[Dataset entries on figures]
◆ ◆ ◆ ◆ ◆

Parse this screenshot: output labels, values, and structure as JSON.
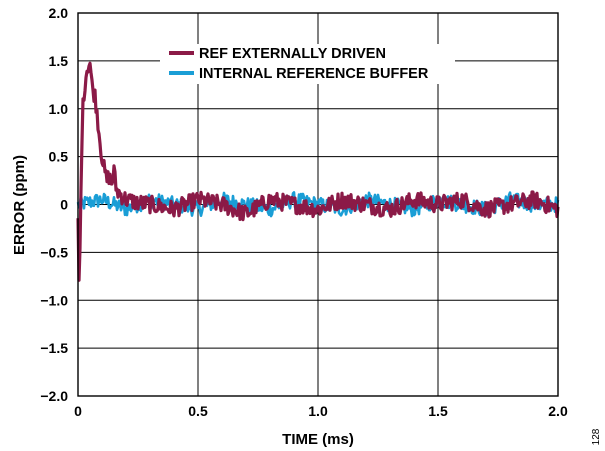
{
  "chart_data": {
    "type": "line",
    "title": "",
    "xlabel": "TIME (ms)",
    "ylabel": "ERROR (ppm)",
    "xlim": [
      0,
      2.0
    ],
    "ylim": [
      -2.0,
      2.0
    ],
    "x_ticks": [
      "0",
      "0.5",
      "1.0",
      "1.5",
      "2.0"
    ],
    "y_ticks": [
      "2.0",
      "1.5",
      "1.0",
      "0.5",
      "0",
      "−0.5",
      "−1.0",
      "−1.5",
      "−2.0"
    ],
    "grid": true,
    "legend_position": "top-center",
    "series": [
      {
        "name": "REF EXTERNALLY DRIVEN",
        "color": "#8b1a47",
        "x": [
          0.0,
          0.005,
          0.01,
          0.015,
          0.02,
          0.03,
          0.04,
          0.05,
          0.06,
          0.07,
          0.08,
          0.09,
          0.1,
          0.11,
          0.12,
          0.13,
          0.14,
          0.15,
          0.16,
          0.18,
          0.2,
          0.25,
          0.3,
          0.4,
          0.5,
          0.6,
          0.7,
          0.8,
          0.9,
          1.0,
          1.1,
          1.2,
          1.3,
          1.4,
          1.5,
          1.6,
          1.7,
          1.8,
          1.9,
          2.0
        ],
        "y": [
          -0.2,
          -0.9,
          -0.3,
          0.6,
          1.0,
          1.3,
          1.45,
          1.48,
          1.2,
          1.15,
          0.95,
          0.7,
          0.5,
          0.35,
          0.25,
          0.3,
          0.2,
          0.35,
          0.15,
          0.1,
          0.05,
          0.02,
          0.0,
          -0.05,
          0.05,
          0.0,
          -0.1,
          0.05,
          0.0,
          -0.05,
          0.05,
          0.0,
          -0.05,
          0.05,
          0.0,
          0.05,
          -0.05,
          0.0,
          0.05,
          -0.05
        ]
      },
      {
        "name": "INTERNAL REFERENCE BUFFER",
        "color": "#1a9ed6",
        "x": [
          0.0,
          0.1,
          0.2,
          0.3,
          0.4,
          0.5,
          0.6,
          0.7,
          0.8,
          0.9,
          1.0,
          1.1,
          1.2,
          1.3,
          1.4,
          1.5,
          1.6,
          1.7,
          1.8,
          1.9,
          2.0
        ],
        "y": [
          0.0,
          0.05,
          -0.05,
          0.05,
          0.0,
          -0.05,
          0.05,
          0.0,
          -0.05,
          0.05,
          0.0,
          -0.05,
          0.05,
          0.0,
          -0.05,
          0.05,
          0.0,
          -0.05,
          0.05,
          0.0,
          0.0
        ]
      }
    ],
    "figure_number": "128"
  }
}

◆ ◆ ◆ ◆ ◆

Retype all the records shown above, character for character. Omit every picture.

Parse this screenshot: output labels, values, and structure as JSON.
{
  "chart_data": {
    "type": "line",
    "title": "",
    "xlabel": "TIME (ms)",
    "ylabel": "ERROR (ppm)",
    "xlim": [
      0,
      2.0
    ],
    "ylim": [
      -2.0,
      2.0
    ],
    "x_ticks": [
      "0",
      "0.5",
      "1.0",
      "1.5",
      "2.0"
    ],
    "y_ticks": [
      "2.0",
      "1.5",
      "1.0",
      "0.5",
      "0",
      "−0.5",
      "−1.0",
      "−1.5",
      "−2.0"
    ],
    "grid": true,
    "legend_position": "top-center",
    "series": [
      {
        "name": "REF EXTERNALLY DRIVEN",
        "color": "#8b1a47",
        "x": [
          0.0,
          0.005,
          0.01,
          0.015,
          0.02,
          0.03,
          0.04,
          0.05,
          0.06,
          0.07,
          0.08,
          0.09,
          0.1,
          0.11,
          0.12,
          0.13,
          0.14,
          0.15,
          0.16,
          0.18,
          0.2,
          0.25,
          0.3,
          0.4,
          0.5,
          0.6,
          0.7,
          0.8,
          0.9,
          1.0,
          1.1,
          1.2,
          1.3,
          1.4,
          1.5,
          1.6,
          1.7,
          1.8,
          1.9,
          2.0
        ],
        "y": [
          -0.2,
          -0.9,
          -0.3,
          0.6,
          1.0,
          1.3,
          1.45,
          1.48,
          1.2,
          1.15,
          0.95,
          0.7,
          0.5,
          0.35,
          0.25,
          0.3,
          0.2,
          0.35,
          0.15,
          0.1,
          0.05,
          0.02,
          0.0,
          -0.05,
          0.05,
          0.0,
          -0.1,
          0.05,
          0.0,
          -0.05,
          0.05,
          0.0,
          -0.05,
          0.05,
          0.0,
          0.05,
          -0.05,
          0.0,
          0.05,
          -0.05
        ]
      },
      {
        "name": "INTERNAL REFERENCE BUFFER",
        "color": "#1a9ed6",
        "x": [
          0.0,
          0.1,
          0.2,
          0.3,
          0.4,
          0.5,
          0.6,
          0.7,
          0.8,
          0.9,
          1.0,
          1.1,
          1.2,
          1.3,
          1.4,
          1.5,
          1.6,
          1.7,
          1.8,
          1.9,
          2.0
        ],
        "y": [
          0.0,
          0.05,
          -0.05,
          0.05,
          0.0,
          -0.05,
          0.05,
          0.0,
          -0.05,
          0.05,
          0.0,
          -0.05,
          0.05,
          0.0,
          -0.05,
          0.05,
          0.0,
          -0.05,
          0.05,
          0.0,
          0.0
        ]
      }
    ],
    "figure_number": "128"
  }
}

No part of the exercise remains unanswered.